• [WORK TO COMPLETE]:
Reproduce the listing exactly and skip over any pictures.

#####

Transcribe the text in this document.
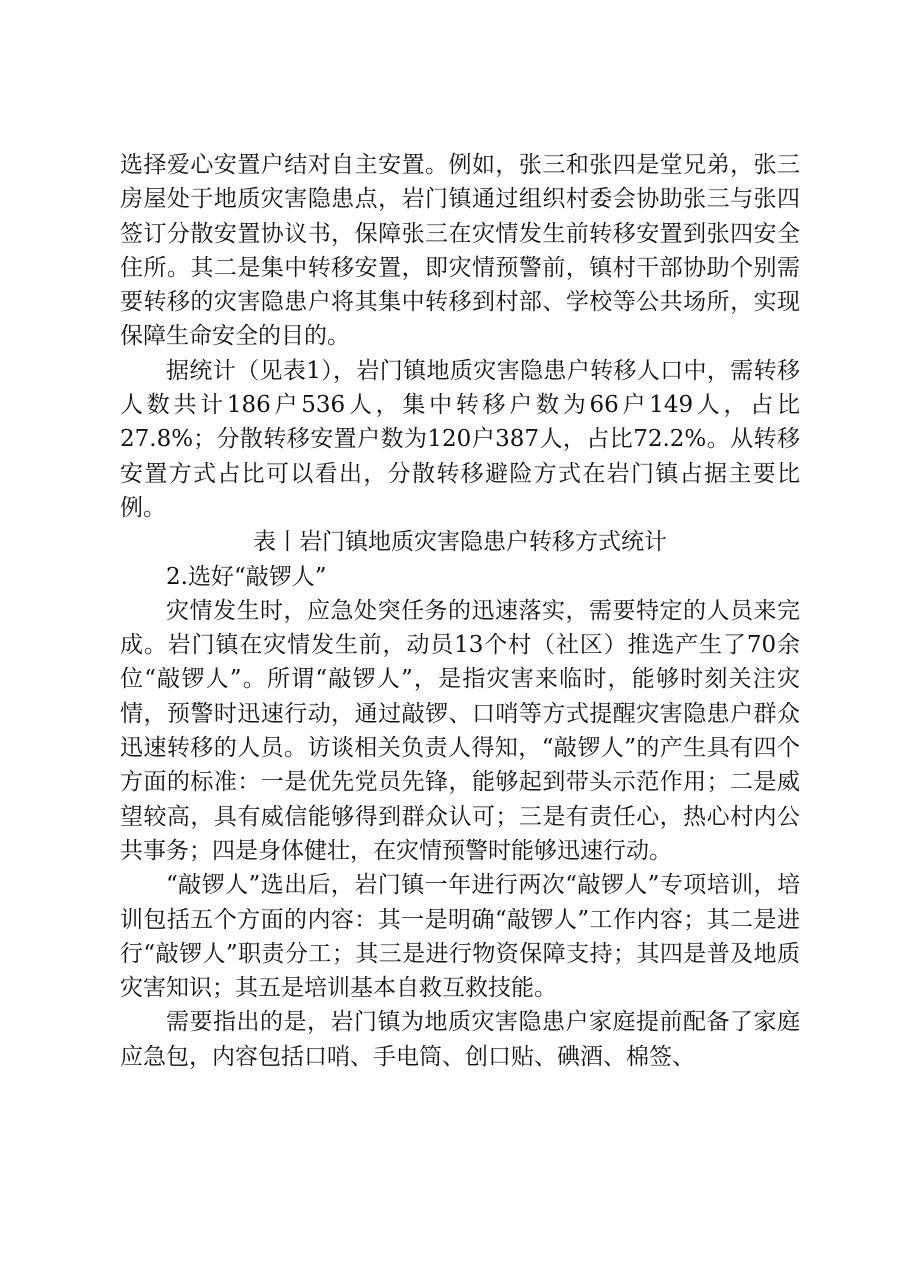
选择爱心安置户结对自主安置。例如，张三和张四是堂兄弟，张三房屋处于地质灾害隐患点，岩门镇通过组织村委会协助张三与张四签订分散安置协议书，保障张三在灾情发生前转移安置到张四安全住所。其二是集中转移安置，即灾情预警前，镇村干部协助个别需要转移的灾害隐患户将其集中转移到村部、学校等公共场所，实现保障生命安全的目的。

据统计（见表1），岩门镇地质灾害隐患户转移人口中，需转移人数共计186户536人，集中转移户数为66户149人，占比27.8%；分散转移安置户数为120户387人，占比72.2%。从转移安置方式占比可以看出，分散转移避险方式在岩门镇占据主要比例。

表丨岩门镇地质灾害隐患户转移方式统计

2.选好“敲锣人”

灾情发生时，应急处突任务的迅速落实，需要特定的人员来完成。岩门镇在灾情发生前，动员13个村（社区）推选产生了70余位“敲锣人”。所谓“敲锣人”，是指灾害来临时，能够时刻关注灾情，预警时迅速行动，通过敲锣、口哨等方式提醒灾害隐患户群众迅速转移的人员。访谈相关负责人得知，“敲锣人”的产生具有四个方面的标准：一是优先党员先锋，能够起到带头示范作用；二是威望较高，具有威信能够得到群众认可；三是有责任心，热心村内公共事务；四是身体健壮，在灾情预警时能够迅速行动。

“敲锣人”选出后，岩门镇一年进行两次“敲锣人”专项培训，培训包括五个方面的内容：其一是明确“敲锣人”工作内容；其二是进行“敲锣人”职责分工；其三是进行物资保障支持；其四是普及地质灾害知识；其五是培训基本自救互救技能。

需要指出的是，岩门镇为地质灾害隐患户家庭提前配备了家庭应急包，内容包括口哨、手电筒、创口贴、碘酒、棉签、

#####

• [RESPONSE BELOW]:
Transcribe the text in this document.
选择爱心安置户结对自主安置。例如，张三和张四是堂兄弟，张三房屋处于地质灾害隐患点，岩门镇通过组织村委会协助张三与张四签订分散安置协议书，保障张三在灾情发生前转移安置到张四安全住所。其二是集中转移安置，即灾情预警前，镇村干部协助个别需要转移的灾害隐患户将其集中转移到村部、学校等公共场所，实现保障生命安全的目的。

据统计（见表1），岩门镇地质灾害隐患户转移人口中，需转移人数共计186户536人，集中转移户数为66户149人，占比27.8%；分散转移安置户数为120户387人，占比72.2%。从转移安置方式占比可以看出，分散转移避险方式在岩门镇占据主要比例。

表丨岩门镇地质灾害隐患户转移方式统计

2.选好“敲锣人”

灾情发生时，应急处突任务的迅速落实，需要特定的人员来完成。岩门镇在灾情发生前，动员13个村（社区）推选产生了70余位“敲锣人”。所谓“敲锣人”，是指灾害来临时，能够时刻关注灾情，预警时迅速行动，通过敲锣、口哨等方式提醒灾害隐患户群众迅速转移的人员。访谈相关负责人得知，“敲锣人”的产生具有四个方面的标准：一是优先党员先锋，能够起到带头示范作用；二是威望较高，具有威信能够得到群众认可；三是有责任心，热心村内公共事务；四是身体健壮，在灾情预警时能够迅速行动。

“敲锣人”选出后，岩门镇一年进行两次“敲锣人”专项培训，培训包括五个方面的内容：其一是明确“敲锣人”工作内容；其二是进行“敲锣人”职责分工；其三是进行物资保障支持；其四是普及地质灾害知识；其五是培训基本自救互救技能。

需要指出的是，岩门镇为地质灾害隐患户家庭提前配备了家庭应急包，内容包括口哨、手电筒、创口贴、碘酒、棉签、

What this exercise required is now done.